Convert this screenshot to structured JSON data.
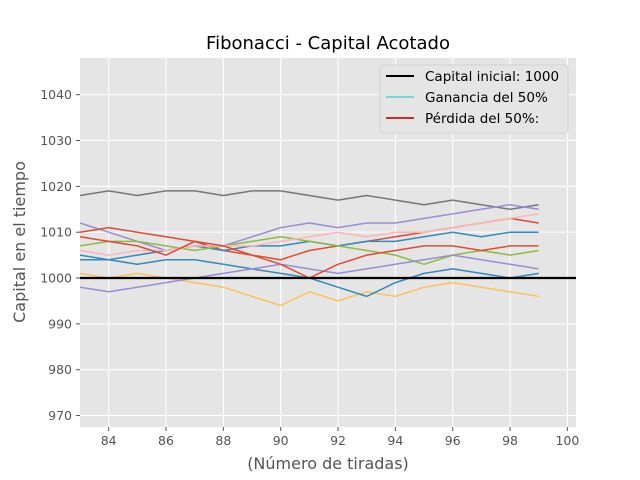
{
  "chart_data": {
    "type": "line",
    "title": "Fibonacci - Capital Acotado",
    "xlabel": "(Número de tiradas)",
    "ylabel": "Capital en el tiempo",
    "xlim": [
      83,
      100.3
    ],
    "ylim": [
      967.5,
      1048
    ],
    "xticks": [
      "84",
      "86",
      "88",
      "90",
      "92",
      "94",
      "96",
      "98",
      "100"
    ],
    "yticks": [
      "970",
      "980",
      "990",
      "1000",
      "1010",
      "1020",
      "1030",
      "1040"
    ],
    "grid": true,
    "legend_position": "top-right",
    "legend": [
      {
        "label": "Capital inicial: 1000",
        "color": "#000000"
      },
      {
        "label": "Ganancia del 50%",
        "color": "#17becf"
      },
      {
        "label": "Pérdida del 50%:",
        "color": "#d62728"
      }
    ],
    "baseline": {
      "y": 1000,
      "color": "#000000"
    },
    "x": [
      83,
      84,
      85,
      86,
      87,
      88,
      89,
      90,
      91,
      92,
      93,
      94,
      95,
      96,
      97,
      98,
      99
    ],
    "series": [
      {
        "color": "#777777",
        "values": [
          1018,
          1019,
          1018,
          1019,
          1019,
          1018,
          1019,
          1019,
          1018,
          1017,
          1018,
          1017,
          1016,
          1017,
          1016,
          1015,
          1016
        ]
      },
      {
        "color": "#988ed5",
        "values": [
          1012,
          1010,
          1008,
          1006,
          1007,
          1007,
          1009,
          1011,
          1012,
          1011,
          1012,
          1012,
          1013,
          1014,
          1015,
          1016,
          1015
        ]
      },
      {
        "color": "#e24a33",
        "values": [
          1010,
          1011,
          1010,
          1009,
          1008,
          1006,
          1005,
          1004,
          1006,
          1007,
          1008,
          1009,
          1010,
          1011,
          1012,
          1013,
          1012
        ]
      },
      {
        "color": "#fbc15e",
        "values": [
          1001,
          1000,
          1001,
          1000,
          999,
          998,
          996,
          994,
          997,
          995,
          997,
          996,
          998,
          999,
          998,
          997,
          996
        ]
      },
      {
        "color": "#348abd",
        "values": [
          1005,
          1004,
          1005,
          1006,
          1007,
          1006,
          1007,
          1007,
          1008,
          1007,
          1008,
          1008,
          1009,
          1010,
          1009,
          1010,
          1010
        ]
      },
      {
        "color": "#8eba42",
        "values": [
          1007,
          1008,
          1008,
          1007,
          1006,
          1007,
          1008,
          1009,
          1008,
          1007,
          1006,
          1005,
          1003,
          1005,
          1006,
          1005,
          1006
        ]
      },
      {
        "color": "#ffb5b8",
        "values": [
          1006,
          1005,
          1006,
          1006,
          1007,
          1007,
          1007,
          1008,
          1009,
          1010,
          1009,
          1010,
          1010,
          1011,
          1012,
          1013,
          1014
        ]
      },
      {
        "color": "#348abd",
        "values": [
          1004,
          1004,
          1003,
          1004,
          1004,
          1003,
          1002,
          1001,
          1000,
          998,
          996,
          999,
          1001,
          1002,
          1001,
          1000,
          1001
        ]
      },
      {
        "color": "#988ed5",
        "values": [
          998,
          997,
          998,
          999,
          1000,
          1001,
          1002,
          1003,
          1002,
          1001,
          1002,
          1003,
          1004,
          1005,
          1004,
          1003,
          1002
        ]
      },
      {
        "color": "#e24a33",
        "values": [
          1009,
          1008,
          1007,
          1005,
          1008,
          1007,
          1005,
          1003,
          1000,
          1003,
          1005,
          1006,
          1007,
          1007,
          1006,
          1007,
          1007
        ]
      }
    ]
  },
  "colors": {
    "plot_background": "#e5e5e5",
    "grid": "#ffffff",
    "text": "#555555"
  }
}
• • • • • • •
_WRITTEN INSTRUCTION_. Omit the pictures and give the material again, exactly and in full.

_ANSWER FOR THIS EXERCISE_.
Convert this screenshot to structured JSON data.
{
  "chart_data": {
    "type": "line",
    "title": "Fibonacci - Capital Acotado",
    "xlabel": "(Número de tiradas)",
    "ylabel": "Capital en el tiempo",
    "xlim": [
      83,
      100.3
    ],
    "ylim": [
      967.5,
      1048
    ],
    "xticks": [
      "84",
      "86",
      "88",
      "90",
      "92",
      "94",
      "96",
      "98",
      "100"
    ],
    "yticks": [
      "970",
      "980",
      "990",
      "1000",
      "1010",
      "1020",
      "1030",
      "1040"
    ],
    "grid": true,
    "legend_position": "top-right",
    "legend": [
      {
        "label": "Capital inicial: 1000",
        "color": "#000000"
      },
      {
        "label": "Ganancia del 50%",
        "color": "#17becf"
      },
      {
        "label": "Pérdida del 50%:",
        "color": "#d62728"
      }
    ],
    "baseline": {
      "y": 1000,
      "color": "#000000"
    },
    "x": [
      83,
      84,
      85,
      86,
      87,
      88,
      89,
      90,
      91,
      92,
      93,
      94,
      95,
      96,
      97,
      98,
      99
    ],
    "series": [
      {
        "color": "#777777",
        "values": [
          1018,
          1019,
          1018,
          1019,
          1019,
          1018,
          1019,
          1019,
          1018,
          1017,
          1018,
          1017,
          1016,
          1017,
          1016,
          1015,
          1016
        ]
      },
      {
        "color": "#988ed5",
        "values": [
          1012,
          1010,
          1008,
          1006,
          1007,
          1007,
          1009,
          1011,
          1012,
          1011,
          1012,
          1012,
          1013,
          1014,
          1015,
          1016,
          1015
        ]
      },
      {
        "color": "#e24a33",
        "values": [
          1010,
          1011,
          1010,
          1009,
          1008,
          1006,
          1005,
          1004,
          1006,
          1007,
          1008,
          1009,
          1010,
          1011,
          1012,
          1013,
          1012
        ]
      },
      {
        "color": "#fbc15e",
        "values": [
          1001,
          1000,
          1001,
          1000,
          999,
          998,
          996,
          994,
          997,
          995,
          997,
          996,
          998,
          999,
          998,
          997,
          996
        ]
      },
      {
        "color": "#348abd",
        "values": [
          1005,
          1004,
          1005,
          1006,
          1007,
          1006,
          1007,
          1007,
          1008,
          1007,
          1008,
          1008,
          1009,
          1010,
          1009,
          1010,
          1010
        ]
      },
      {
        "color": "#8eba42",
        "values": [
          1007,
          1008,
          1008,
          1007,
          1006,
          1007,
          1008,
          1009,
          1008,
          1007,
          1006,
          1005,
          1003,
          1005,
          1006,
          1005,
          1006
        ]
      },
      {
        "color": "#ffb5b8",
        "values": [
          1006,
          1005,
          1006,
          1006,
          1007,
          1007,
          1007,
          1008,
          1009,
          1010,
          1009,
          1010,
          1010,
          1011,
          1012,
          1013,
          1014
        ]
      },
      {
        "color": "#348abd",
        "values": [
          1004,
          1004,
          1003,
          1004,
          1004,
          1003,
          1002,
          1001,
          1000,
          998,
          996,
          999,
          1001,
          1002,
          1001,
          1000,
          1001
        ]
      },
      {
        "color": "#988ed5",
        "values": [
          998,
          997,
          998,
          999,
          1000,
          1001,
          1002,
          1003,
          1002,
          1001,
          1002,
          1003,
          1004,
          1005,
          1004,
          1003,
          1002
        ]
      },
      {
        "color": "#e24a33",
        "values": [
          1009,
          1008,
          1007,
          1005,
          1008,
          1007,
          1005,
          1003,
          1000,
          1003,
          1005,
          1006,
          1007,
          1007,
          1006,
          1007,
          1007
        ]
      }
    ]
  },
  "colors": {
    "plot_background": "#e5e5e5",
    "grid": "#ffffff",
    "text": "#555555"
  }
}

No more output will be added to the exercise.